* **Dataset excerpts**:
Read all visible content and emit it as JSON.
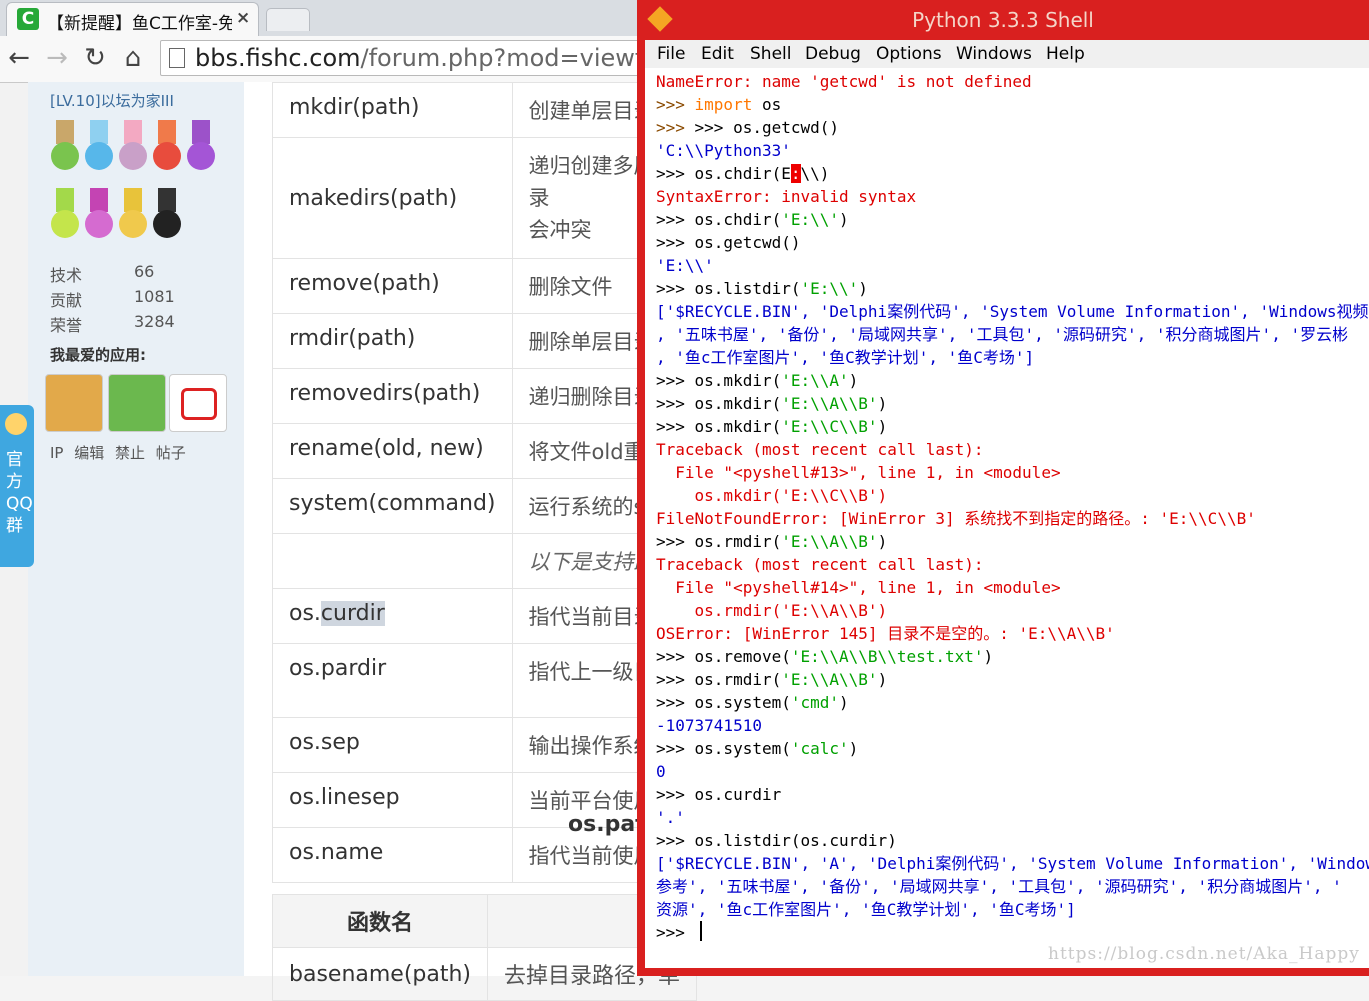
{
  "browser": {
    "tab": {
      "icon": "C",
      "title": "【新提醒】鱼C工作室-免费",
      "close": "×"
    },
    "toolbar": {
      "back": "←",
      "forward": "→",
      "reload": "↻",
      "home": "⌂"
    },
    "url": {
      "host": "bbs.fishc.com",
      "path": "/forum.php?mod=viewthread"
    }
  },
  "sidebar": {
    "level": "[LV.10]以坛为家III",
    "stats": [
      {
        "label": "技术",
        "value": "66"
      },
      {
        "label": "贡献",
        "value": "1081"
      },
      {
        "label": "荣誉",
        "value": "3284"
      }
    ],
    "apps_heading": "我最爱的应用:",
    "links": "IP 编辑 禁止 帖子",
    "qq_label": "官方QQ群"
  },
  "main": {
    "rows": [
      {
        "name": "mkdir(path)",
        "desc": "创建单层目录"
      },
      {
        "name": "makedirs(path)",
        "desc": "递归创建多层目录"
      },
      {
        "name": "remove(path)",
        "desc": "删除文件"
      },
      {
        "name": "rmdir(path)",
        "desc": "删除单层目录"
      },
      {
        "name": "removedirs(path)",
        "desc": "递归删除目录"
      },
      {
        "name": "rename(old, new)",
        "desc": "将文件old重命名"
      },
      {
        "name": "system(command)",
        "desc": "运行系统的shell"
      },
      {
        "name": "",
        "desc": "以下是支持路径"
      },
      {
        "name_prefix": "os.",
        "name_hl": "curdir",
        "desc": "指代当前目录"
      },
      {
        "name": "os.pardir",
        "desc": "指代上一级目录"
      },
      {
        "name": "os.sep",
        "desc": "输出操作系统特"
      },
      {
        "name": "os.linesep",
        "desc": "当前平台使用的"
      },
      {
        "name": "os.name",
        "desc": "指代当前使用的"
      }
    ],
    "section_label": "os.pat",
    "table2": {
      "header_name": "函数名",
      "row_name": "basename(path)",
      "row_desc": "去掉目录路径，单"
    }
  },
  "shell": {
    "title": "Python 3.3.3 Shell",
    "menu": [
      "File",
      "Edit",
      "Shell",
      "Debug",
      "Options",
      "Windows",
      "Help"
    ],
    "lines": {
      "l0": "NameError: name 'getcwd' is not defined",
      "l1a": ">>> ",
      "l1b": "import",
      "l1c": " os",
      "l2": ">>> os.getcwd()",
      "l3": "'C:\\\\Python33'",
      "l4a": ">>> os.chdir(E",
      "l4b": ":",
      "l4c": "\\\\)",
      "l5": "SyntaxError: invalid syntax",
      "l6a": ">>> os.chdir(",
      "l6b": "'E:\\\\'",
      "l6c": ")",
      "l7": ">>> os.getcwd()",
      "l8": "'E:\\\\'",
      "l9a": ">>> os.listdir(",
      "l9b": "'E:\\\\'",
      "l9c": ")",
      "l10": "['$RECYCLE.BIN', 'Delphi案例代码', 'System Volume Information', 'Windows视频教",
      "l11": ", '五味书屋', '备份', '局域网共享', '工具包', '源码研究', '积分商城图片', '罗云彬",
      "l12": ", '鱼c工作室图片', '鱼C教学计划', '鱼C考场']",
      "l13a": ">>> os.mkdir(",
      "l13b": "'E:\\\\A'",
      "l13c": ")",
      "l14a": ">>> os.mkdir(",
      "l14b": "'E:\\\\A\\\\B'",
      "l14c": ")",
      "l15a": ">>> os.mkdir(",
      "l15b": "'E:\\\\C\\\\B'",
      "l15c": ")",
      "l16": "Traceback (most recent call last):",
      "l17": "  File \"<pyshell#13>\", line 1, in <module>",
      "l18": "    os.mkdir('E:\\\\C\\\\B')",
      "l19": "FileNotFoundError: [WinError 3] 系统找不到指定的路径。: 'E:\\\\C\\\\B'",
      "l20a": ">>> os.rmdir(",
      "l20b": "'E:\\\\A\\\\B'",
      "l20c": ")",
      "l21": "Traceback (most recent call last):",
      "l22": "  File \"<pyshell#14>\", line 1, in <module>",
      "l23": "    os.rmdir('E:\\\\A\\\\B')",
      "l24": "OSError: [WinError 145] 目录不是空的。: 'E:\\\\A\\\\B'",
      "l25a": ">>> os.remove(",
      "l25b": "'E:\\\\A\\\\B\\\\test.txt'",
      "l25c": ")",
      "l26a": ">>> os.rmdir(",
      "l26b": "'E:\\\\A\\\\B'",
      "l26c": ")",
      "l27a": ">>> os.system(",
      "l27b": "'cmd'",
      "l27c": ")",
      "l28": "-1073741510",
      "l29a": ">>> os.system(",
      "l29b": "'calc'",
      "l29c": ")",
      "l30": "0",
      "l31": ">>> os.curdir",
      "l32": "'.'",
      "l33": ">>> os.listdir(os.curdir)",
      "l34": "['$RECYCLE.BIN', 'A', 'Delphi案例代码', 'System Volume Information', 'Windows",
      "l35": "参考', '五味书屋', '备份', '局域网共享', '工具包', '源码研究', '积分商城图片', '",
      "l36": "资源', '鱼c工作室图片', '鱼C教学计划', '鱼C考场']",
      "l37": ">>> "
    }
  },
  "watermark": "https://blog.csdn.net/Aka_Happy"
}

* **Requirements**:
Every entry must be transcribed exactly. Pictures do not belong in the copy.

* **Solution for this task**:
Read all visible content and emit it as JSON.
{
  "browser": {
    "tab": {
      "icon": "C",
      "title": "【新提醒】鱼C工作室-免费",
      "close": "×"
    },
    "toolbar": {
      "back": "←",
      "forward": "→",
      "reload": "↻",
      "home": "⌂"
    },
    "url": {
      "host": "bbs.fishc.com",
      "path": "/forum.php?mod=viewthread"
    }
  },
  "sidebar": {
    "level": "[LV.10]以坛为家III",
    "stats": [
      {
        "label": "技术",
        "value": "66"
      },
      {
        "label": "贡献",
        "value": "1081"
      },
      {
        "label": "荣誉",
        "value": "3284"
      }
    ],
    "apps_heading": "我最爱的应用:",
    "links": "IP 编辑 禁止 帖子",
    "qq_label": "官方QQ群"
  },
  "main": {
    "rows": [
      {
        "name": "mkdir(path)",
        "desc": "创建单层目录"
      },
      {
        "name": "makedirs(path)",
        "desc": "递归创建多层目录"
      },
      {
        "name": "remove(path)",
        "desc": "删除文件"
      },
      {
        "name": "rmdir(path)",
        "desc": "删除单层目录"
      },
      {
        "name": "removedirs(path)",
        "desc": "递归删除目录"
      },
      {
        "name": "rename(old, new)",
        "desc": "将文件old重命名"
      },
      {
        "name": "system(command)",
        "desc": "运行系统的shell"
      },
      {
        "name": "",
        "desc": "以下是支持路径"
      },
      {
        "name_prefix": "os.",
        "name_hl": "curdir",
        "desc": "指代当前目录"
      },
      {
        "name": "os.pardir",
        "desc": "指代上一级目录"
      },
      {
        "name": "os.sep",
        "desc": "输出操作系统特"
      },
      {
        "name": "os.linesep",
        "desc": "当前平台使用的"
      },
      {
        "name": "os.name",
        "desc": "指代当前使用的"
      }
    ],
    "section_label": "os.pat",
    "table2": {
      "header_name": "函数名",
      "row_name": "basename(path)",
      "row_desc": "去掉目录路径，单"
    }
  },
  "shell": {
    "title": "Python 3.3.3 Shell",
    "menu": [
      "File",
      "Edit",
      "Shell",
      "Debug",
      "Options",
      "Windows",
      "Help"
    ],
    "lines": {
      "l0": "NameError: name 'getcwd' is not defined",
      "l1a": ">>> ",
      "l1b": "import",
      "l1c": " os",
      "l2": ">>> os.getcwd()",
      "l3": "'C:\\\\Python33'",
      "l4a": ">>> os.chdir(E",
      "l4b": ":",
      "l4c": "\\\\)",
      "l5": "SyntaxError: invalid syntax",
      "l6a": ">>> os.chdir(",
      "l6b": "'E:\\\\'",
      "l6c": ")",
      "l7": ">>> os.getcwd()",
      "l8": "'E:\\\\'",
      "l9a": ">>> os.listdir(",
      "l9b": "'E:\\\\'",
      "l9c": ")",
      "l10": "['$RECYCLE.BIN', 'Delphi案例代码', 'System Volume Information', 'Windows视频教",
      "l11": ", '五味书屋', '备份', '局域网共享', '工具包', '源码研究', '积分商城图片', '罗云彬",
      "l12": ", '鱼c工作室图片', '鱼C教学计划', '鱼C考场']",
      "l13a": ">>> os.mkdir(",
      "l13b": "'E:\\\\A'",
      "l13c": ")",
      "l14a": ">>> os.mkdir(",
      "l14b": "'E:\\\\A\\\\B'",
      "l14c": ")",
      "l15a": ">>> os.mkdir(",
      "l15b": "'E:\\\\C\\\\B'",
      "l15c": ")",
      "l16": "Traceback (most recent call last):",
      "l17": "  File \"<pyshell#13>\", line 1, in <module>",
      "l18": "    os.mkdir('E:\\\\C\\\\B')",
      "l19": "FileNotFoundError: [WinError 3] 系统找不到指定的路径。: 'E:\\\\C\\\\B'",
      "l20a": ">>> os.rmdir(",
      "l20b": "'E:\\\\A\\\\B'",
      "l20c": ")",
      "l21": "Traceback (most recent call last):",
      "l22": "  File \"<pyshell#14>\", line 1, in <module>",
      "l23": "    os.rmdir('E:\\\\A\\\\B')",
      "l24": "OSError: [WinError 145] 目录不是空的。: 'E:\\\\A\\\\B'",
      "l25a": ">>> os.remove(",
      "l25b": "'E:\\\\A\\\\B\\\\test.txt'",
      "l25c": ")",
      "l26a": ">>> os.rmdir(",
      "l26b": "'E:\\\\A\\\\B'",
      "l26c": ")",
      "l27a": ">>> os.system(",
      "l27b": "'cmd'",
      "l27c": ")",
      "l28": "-1073741510",
      "l29a": ">>> os.system(",
      "l29b": "'calc'",
      "l29c": ")",
      "l30": "0",
      "l31": ">>> os.curdir",
      "l32": "'.'",
      "l33": ">>> os.listdir(os.curdir)",
      "l34": "['$RECYCLE.BIN', 'A', 'Delphi案例代码', 'System Volume Information', 'Windows",
      "l35": "参考', '五味书屋', '备份', '局域网共享', '工具包', '源码研究', '积分商城图片', '",
      "l36": "资源', '鱼c工作室图片', '鱼C教学计划', '鱼C考场']",
      "l37": ">>> "
    }
  },
  "watermark": "https://blog.csdn.net/Aka_Happy"
}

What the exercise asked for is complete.